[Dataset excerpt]
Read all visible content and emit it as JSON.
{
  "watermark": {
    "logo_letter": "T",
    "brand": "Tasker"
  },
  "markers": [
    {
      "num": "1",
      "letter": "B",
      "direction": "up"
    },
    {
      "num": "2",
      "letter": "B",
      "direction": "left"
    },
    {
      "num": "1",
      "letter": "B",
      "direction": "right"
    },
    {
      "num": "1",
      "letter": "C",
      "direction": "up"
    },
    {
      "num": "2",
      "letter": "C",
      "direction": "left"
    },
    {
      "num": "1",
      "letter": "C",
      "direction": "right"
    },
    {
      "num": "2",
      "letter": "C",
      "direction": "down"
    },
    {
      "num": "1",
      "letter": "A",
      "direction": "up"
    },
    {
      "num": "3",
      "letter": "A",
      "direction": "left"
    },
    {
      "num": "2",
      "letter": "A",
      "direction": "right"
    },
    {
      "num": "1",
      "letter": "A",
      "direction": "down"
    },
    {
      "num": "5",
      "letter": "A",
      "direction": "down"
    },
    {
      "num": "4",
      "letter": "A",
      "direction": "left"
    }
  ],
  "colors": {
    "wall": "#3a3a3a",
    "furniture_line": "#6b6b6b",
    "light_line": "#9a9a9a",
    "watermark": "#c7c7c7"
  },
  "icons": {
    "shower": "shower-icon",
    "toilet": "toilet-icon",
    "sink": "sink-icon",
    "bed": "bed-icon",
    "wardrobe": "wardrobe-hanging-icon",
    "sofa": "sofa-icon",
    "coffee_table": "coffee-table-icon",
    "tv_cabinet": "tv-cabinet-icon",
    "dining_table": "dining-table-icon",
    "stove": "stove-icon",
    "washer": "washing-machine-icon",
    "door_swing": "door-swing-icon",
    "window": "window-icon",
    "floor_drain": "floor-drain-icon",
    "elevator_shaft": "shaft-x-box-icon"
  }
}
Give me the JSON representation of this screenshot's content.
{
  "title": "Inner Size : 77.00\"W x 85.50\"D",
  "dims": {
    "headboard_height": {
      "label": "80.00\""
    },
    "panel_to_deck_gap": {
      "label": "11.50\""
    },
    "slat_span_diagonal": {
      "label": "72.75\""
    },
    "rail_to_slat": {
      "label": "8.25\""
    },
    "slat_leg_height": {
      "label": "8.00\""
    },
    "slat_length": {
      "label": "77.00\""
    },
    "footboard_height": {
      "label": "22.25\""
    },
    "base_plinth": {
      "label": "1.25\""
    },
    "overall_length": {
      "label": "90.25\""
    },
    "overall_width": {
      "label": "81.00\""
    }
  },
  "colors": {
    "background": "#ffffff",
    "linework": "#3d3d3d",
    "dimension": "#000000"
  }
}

● **THE EXERCISE**: Write only the number of lines that include "content".

● **EXERCISE RESULT**: 2